#### [DATA SHOWN]
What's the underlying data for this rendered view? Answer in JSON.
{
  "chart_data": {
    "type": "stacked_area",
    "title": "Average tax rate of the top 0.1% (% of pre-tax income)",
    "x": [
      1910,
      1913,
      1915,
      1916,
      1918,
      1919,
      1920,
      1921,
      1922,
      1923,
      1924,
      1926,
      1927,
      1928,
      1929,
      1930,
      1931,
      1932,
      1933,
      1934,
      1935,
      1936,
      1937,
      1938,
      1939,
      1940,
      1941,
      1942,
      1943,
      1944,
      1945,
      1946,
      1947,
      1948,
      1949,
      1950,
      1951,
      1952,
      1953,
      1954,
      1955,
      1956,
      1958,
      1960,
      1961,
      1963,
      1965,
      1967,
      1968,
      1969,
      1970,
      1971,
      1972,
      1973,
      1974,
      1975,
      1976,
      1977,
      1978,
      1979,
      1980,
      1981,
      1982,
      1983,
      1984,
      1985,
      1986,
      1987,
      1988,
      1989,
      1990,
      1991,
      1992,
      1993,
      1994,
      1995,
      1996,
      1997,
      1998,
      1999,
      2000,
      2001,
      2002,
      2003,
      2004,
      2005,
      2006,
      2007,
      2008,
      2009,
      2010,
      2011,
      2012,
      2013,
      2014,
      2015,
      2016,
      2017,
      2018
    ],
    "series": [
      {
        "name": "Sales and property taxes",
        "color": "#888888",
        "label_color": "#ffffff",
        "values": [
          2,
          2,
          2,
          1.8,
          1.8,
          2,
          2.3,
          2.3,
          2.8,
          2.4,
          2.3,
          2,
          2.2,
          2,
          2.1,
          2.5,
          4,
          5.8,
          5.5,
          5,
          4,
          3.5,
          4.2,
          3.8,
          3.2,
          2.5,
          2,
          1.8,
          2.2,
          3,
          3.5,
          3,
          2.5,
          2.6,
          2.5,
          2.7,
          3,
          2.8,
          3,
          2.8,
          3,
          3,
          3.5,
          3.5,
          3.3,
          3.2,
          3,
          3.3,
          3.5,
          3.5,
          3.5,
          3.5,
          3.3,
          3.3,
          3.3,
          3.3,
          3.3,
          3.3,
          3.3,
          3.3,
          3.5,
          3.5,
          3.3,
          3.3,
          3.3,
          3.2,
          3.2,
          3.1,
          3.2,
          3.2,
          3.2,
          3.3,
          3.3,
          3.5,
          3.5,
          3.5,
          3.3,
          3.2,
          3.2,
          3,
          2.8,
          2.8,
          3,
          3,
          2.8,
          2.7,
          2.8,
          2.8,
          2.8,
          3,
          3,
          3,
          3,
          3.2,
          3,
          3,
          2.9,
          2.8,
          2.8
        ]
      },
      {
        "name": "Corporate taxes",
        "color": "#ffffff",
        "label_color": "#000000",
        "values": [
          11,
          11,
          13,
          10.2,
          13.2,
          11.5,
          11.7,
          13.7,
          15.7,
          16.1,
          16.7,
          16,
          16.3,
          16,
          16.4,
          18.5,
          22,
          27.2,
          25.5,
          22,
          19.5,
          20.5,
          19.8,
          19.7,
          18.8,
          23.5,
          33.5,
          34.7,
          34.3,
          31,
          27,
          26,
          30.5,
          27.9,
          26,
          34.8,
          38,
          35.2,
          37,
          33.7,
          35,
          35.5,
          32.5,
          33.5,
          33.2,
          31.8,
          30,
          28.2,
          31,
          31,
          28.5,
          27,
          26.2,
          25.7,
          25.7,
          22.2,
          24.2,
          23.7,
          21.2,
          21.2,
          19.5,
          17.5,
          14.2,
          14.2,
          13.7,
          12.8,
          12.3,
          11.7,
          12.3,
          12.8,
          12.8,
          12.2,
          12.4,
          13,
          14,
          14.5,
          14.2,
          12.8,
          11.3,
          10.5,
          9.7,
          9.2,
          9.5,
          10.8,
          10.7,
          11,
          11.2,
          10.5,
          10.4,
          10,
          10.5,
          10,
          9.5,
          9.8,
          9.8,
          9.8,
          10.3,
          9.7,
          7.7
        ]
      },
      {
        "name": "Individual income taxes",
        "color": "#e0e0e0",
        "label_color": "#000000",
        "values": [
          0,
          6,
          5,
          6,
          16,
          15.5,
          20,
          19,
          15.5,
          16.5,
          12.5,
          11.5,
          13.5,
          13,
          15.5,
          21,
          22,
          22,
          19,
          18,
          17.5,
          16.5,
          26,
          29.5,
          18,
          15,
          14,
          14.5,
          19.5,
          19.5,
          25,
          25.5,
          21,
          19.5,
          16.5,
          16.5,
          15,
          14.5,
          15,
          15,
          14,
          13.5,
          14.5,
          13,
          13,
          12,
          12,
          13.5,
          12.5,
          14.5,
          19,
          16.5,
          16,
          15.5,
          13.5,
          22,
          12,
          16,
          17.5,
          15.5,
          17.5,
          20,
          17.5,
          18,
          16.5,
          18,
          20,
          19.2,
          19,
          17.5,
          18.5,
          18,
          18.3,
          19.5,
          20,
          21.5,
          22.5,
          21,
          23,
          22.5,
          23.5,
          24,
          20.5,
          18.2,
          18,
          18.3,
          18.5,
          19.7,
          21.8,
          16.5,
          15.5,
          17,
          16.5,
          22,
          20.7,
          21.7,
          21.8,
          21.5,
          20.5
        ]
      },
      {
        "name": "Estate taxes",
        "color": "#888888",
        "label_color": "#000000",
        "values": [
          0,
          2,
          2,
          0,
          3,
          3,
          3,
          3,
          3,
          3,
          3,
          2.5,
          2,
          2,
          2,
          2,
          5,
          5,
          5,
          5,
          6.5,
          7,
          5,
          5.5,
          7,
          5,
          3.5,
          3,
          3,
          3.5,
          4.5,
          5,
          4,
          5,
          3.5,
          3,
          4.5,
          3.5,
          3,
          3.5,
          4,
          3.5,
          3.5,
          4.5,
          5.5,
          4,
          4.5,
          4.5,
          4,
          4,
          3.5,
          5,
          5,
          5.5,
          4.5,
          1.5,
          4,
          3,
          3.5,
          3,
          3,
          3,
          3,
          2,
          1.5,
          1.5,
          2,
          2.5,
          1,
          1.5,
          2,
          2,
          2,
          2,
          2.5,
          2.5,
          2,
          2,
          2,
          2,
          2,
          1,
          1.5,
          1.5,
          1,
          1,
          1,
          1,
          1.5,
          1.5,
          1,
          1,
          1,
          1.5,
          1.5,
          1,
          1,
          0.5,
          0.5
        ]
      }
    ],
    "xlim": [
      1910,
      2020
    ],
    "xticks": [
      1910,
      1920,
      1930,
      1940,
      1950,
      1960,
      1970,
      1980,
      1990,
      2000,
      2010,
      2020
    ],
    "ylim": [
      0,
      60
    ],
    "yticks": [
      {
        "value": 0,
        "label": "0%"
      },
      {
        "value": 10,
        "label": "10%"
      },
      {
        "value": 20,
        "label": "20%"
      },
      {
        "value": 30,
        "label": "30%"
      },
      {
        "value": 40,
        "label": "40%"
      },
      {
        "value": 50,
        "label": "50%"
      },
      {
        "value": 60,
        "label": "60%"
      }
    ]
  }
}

==

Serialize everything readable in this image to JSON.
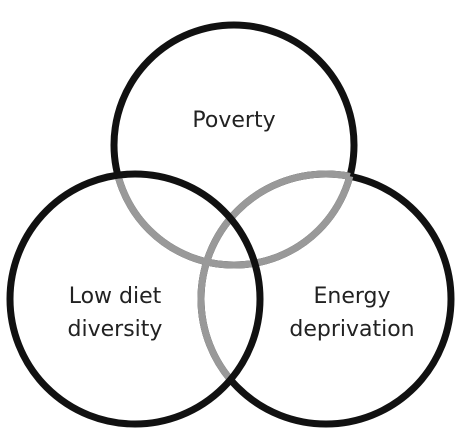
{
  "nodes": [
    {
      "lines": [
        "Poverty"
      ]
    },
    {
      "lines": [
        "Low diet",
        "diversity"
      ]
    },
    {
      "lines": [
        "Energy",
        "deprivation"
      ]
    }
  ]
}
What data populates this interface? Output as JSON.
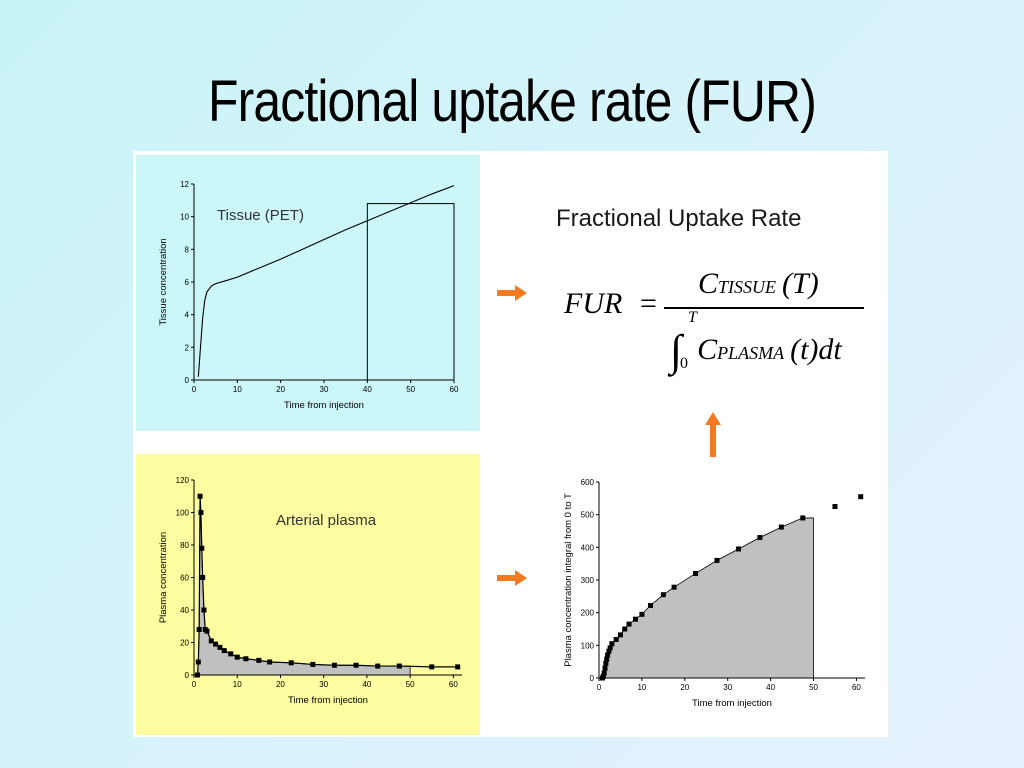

#### [WHAT YOU WILL DO]
Above are some records; quote exactly and only the lines that begin at the line containing "Serialize everything readable" and stop after the line containing "What data populates", leaving out the pictures.

#### [SOLVED EXERCISE]
Serialize everything readable in this image to JSON.
{
  "nodes": [
    {
      "lines": [
        "Poverty"
      ]
    },
    {
      "lines": [
        "Low diet",
        "diversity"
      ]
    },
    {
      "lines": [
        "Energy",
        "deprivation"
      ]
    }
  ]
}
What data populates this interface? Output as JSON.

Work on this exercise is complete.